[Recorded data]
◇ ◇ ◇ ◇ ◇

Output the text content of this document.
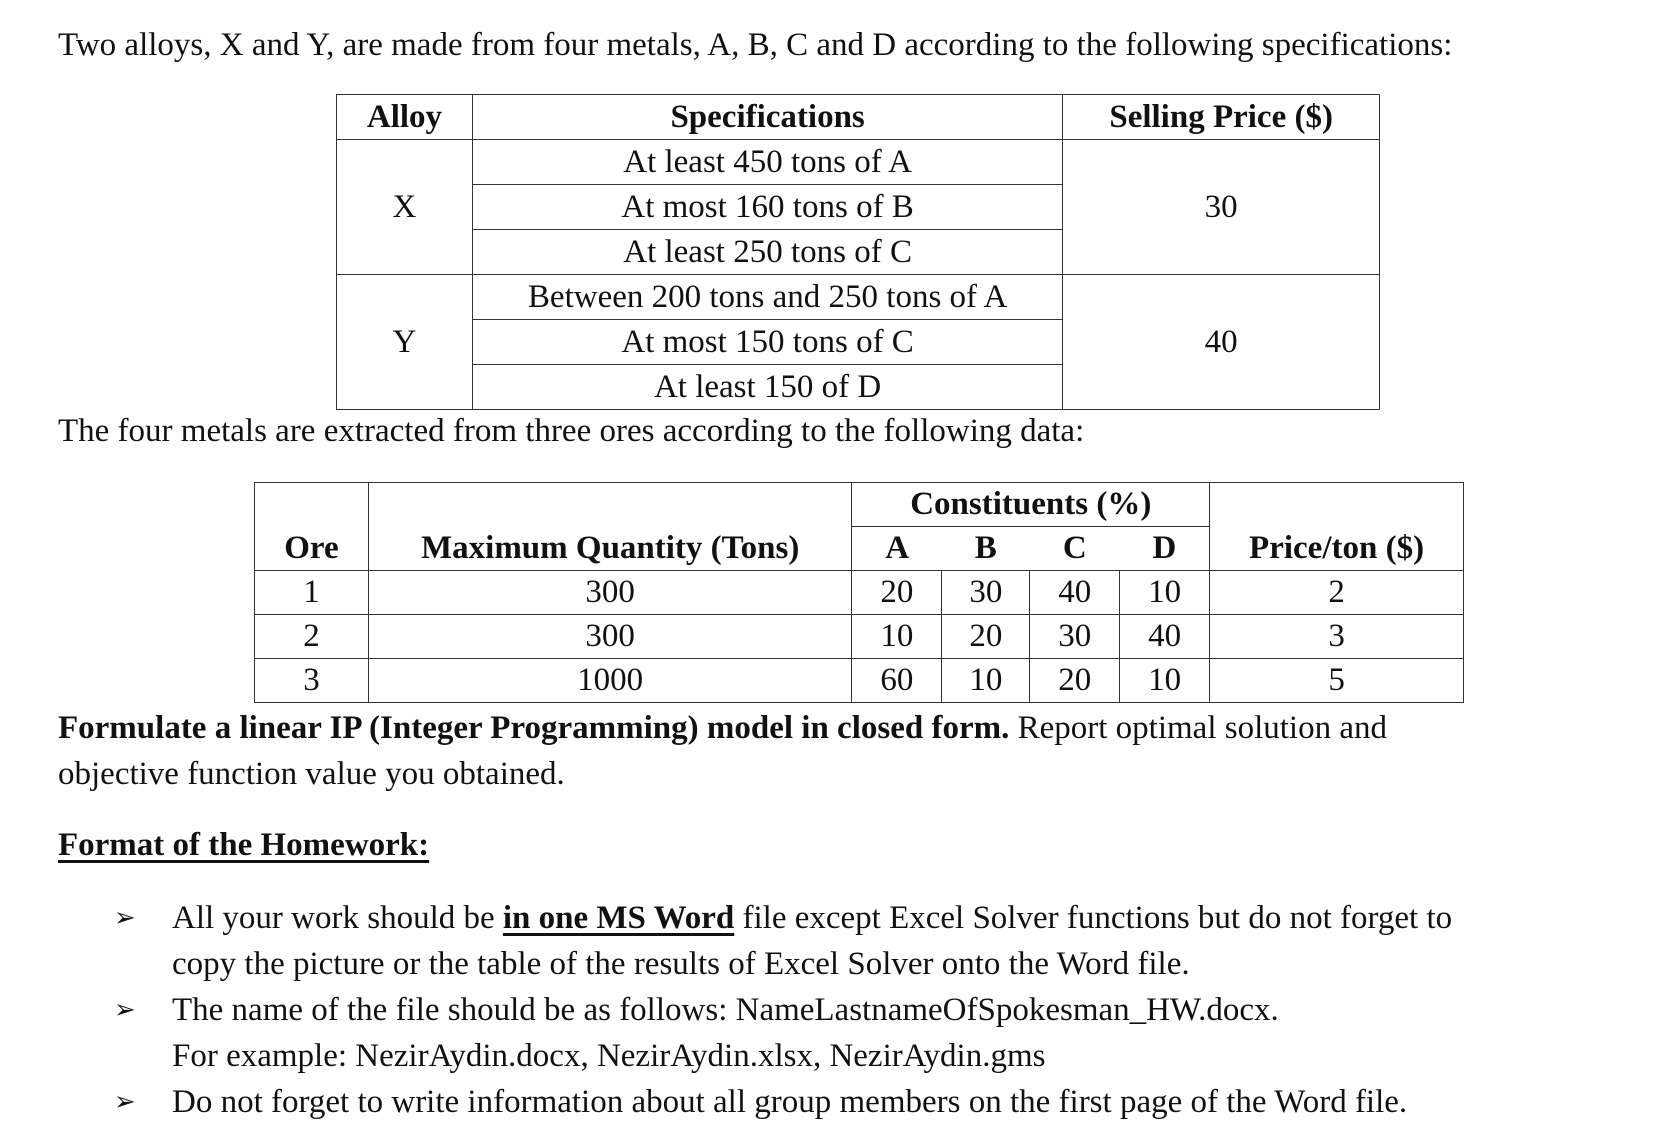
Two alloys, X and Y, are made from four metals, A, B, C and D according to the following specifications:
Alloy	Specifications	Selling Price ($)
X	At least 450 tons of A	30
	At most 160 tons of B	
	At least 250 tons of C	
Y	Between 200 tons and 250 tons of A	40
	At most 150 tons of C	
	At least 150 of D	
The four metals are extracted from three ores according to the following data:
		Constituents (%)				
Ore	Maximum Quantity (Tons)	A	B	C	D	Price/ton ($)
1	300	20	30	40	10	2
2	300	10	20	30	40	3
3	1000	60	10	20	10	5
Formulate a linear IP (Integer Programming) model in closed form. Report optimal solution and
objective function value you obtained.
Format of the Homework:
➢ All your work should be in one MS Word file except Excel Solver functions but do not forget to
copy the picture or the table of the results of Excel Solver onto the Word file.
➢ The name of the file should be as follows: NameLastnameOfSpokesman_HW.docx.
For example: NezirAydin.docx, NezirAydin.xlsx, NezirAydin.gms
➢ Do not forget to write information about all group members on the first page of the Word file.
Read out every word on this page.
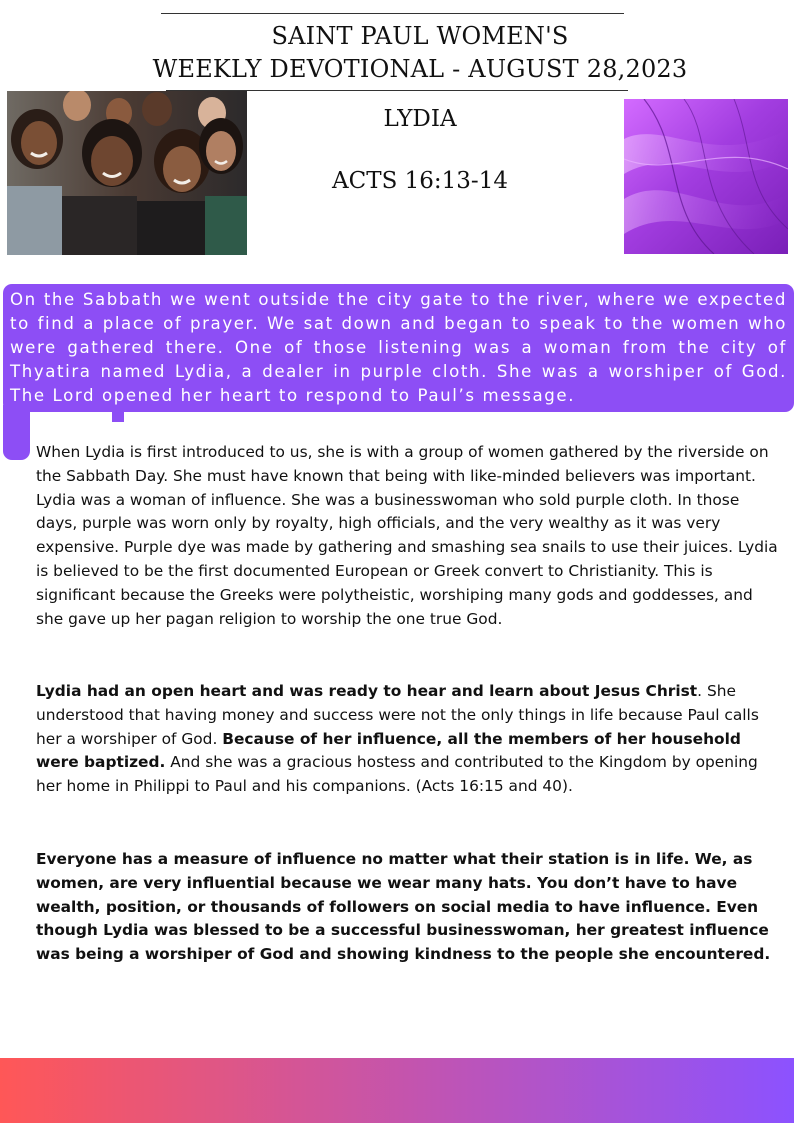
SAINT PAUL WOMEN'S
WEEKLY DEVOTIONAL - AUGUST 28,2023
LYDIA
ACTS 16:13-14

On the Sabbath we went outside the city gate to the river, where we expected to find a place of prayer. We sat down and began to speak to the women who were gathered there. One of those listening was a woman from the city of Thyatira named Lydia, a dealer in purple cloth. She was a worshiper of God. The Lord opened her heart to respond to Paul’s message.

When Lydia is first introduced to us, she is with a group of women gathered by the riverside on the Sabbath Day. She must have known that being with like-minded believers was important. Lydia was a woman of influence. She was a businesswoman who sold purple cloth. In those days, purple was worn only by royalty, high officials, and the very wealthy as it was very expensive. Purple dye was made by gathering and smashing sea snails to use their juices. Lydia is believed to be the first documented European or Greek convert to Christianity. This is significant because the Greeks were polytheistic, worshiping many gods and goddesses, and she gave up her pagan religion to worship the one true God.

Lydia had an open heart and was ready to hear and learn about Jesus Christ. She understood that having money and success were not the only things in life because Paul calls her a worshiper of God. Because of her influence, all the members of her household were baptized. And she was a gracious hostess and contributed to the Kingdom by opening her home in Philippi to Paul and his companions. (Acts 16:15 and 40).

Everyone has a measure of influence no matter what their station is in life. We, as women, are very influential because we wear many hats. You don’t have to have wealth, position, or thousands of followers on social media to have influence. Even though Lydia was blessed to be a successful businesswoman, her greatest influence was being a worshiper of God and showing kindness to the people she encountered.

◇ ◇ ◇ ◇ ◇

## WORK INSTRUCTIONS
Quote every line of the records above exactly; no picture is to be copied.

## OUTPUT FOR THIS EXERCISE
Output the text content of this document.
Two alloys, X and Y, are made from four metals, A, B, C and D according to the following specifications:
Alloy	Specifications	Selling Price ($)
X	At least 450 tons of A	30
	At most 160 tons of B	
	At least 250 tons of C	
Y	Between 200 tons and 250 tons of A	40
	At most 150 tons of C	
	At least 150 of D	
The four metals are extracted from three ores according to the following data:
		Constituents (%)				
Ore	Maximum Quantity (Tons)	A	B	C	D	Price/ton ($)
1	300	20	30	40	10	2
2	300	10	20	30	40	3
3	1000	60	10	20	10	5
Formulate a linear IP (Integer Programming) model in closed form. Report optimal solution and
objective function value you obtained.
Format of the Homework:
➢ All your work should be in one MS Word file except Excel Solver functions but do not forget to
copy the picture or the table of the results of Excel Solver onto the Word file.
➢ The name of the file should be as follows: NameLastnameOfSpokesman_HW.docx.
For example: NezirAydin.docx, NezirAydin.xlsx, NezirAydin.gms
➢ Do not forget to write information about all group members on the first page of the Word file.
Read out every word on this page.
SAINT PAUL WOMEN'S
WEEKLY DEVOTIONAL - AUGUST 28,2023
LYDIA
ACTS 16:13-14

On the Sabbath we went outside the city gate to the river, where we expected to find a place of prayer. We sat down and began to speak to the women who were gathered there. One of those listening was a woman from the city of Thyatira named Lydia, a dealer in purple cloth. She was a worshiper of God. The Lord opened her heart to respond to Paul’s message.

When Lydia is first introduced to us, she is with a group of women gathered by the riverside on the Sabbath Day. She must have known that being with like-minded believers was important. Lydia was a woman of influence. She was a businesswoman who sold purple cloth. In those days, purple was worn only by royalty, high officials, and the very wealthy as it was very expensive. Purple dye was made by gathering and smashing sea snails to use their juices. Lydia is believed to be the first documented European or Greek convert to Christianity. This is significant because the Greeks were polytheistic, worshiping many gods and goddesses, and she gave up her pagan religion to worship the one true God.

Lydia had an open heart and was ready to hear and learn about Jesus Christ. She understood that having money and success were not the only things in life because Paul calls her a worshiper of God. Because of her influence, all the members of her household were baptized. And she was a gracious hostess and contributed to the Kingdom by opening her home in Philippi to Paul and his companions. (Acts 16:15 and 40).

Everyone has a measure of influence no matter what their station is in life. We, as women, are very influential because we wear many hats. You don’t have to have wealth, position, or thousands of followers on social media to have influence. Even though Lydia was blessed to be a successful businesswoman, her greatest influence was being a worshiper of God and showing kindness to the people she encountered.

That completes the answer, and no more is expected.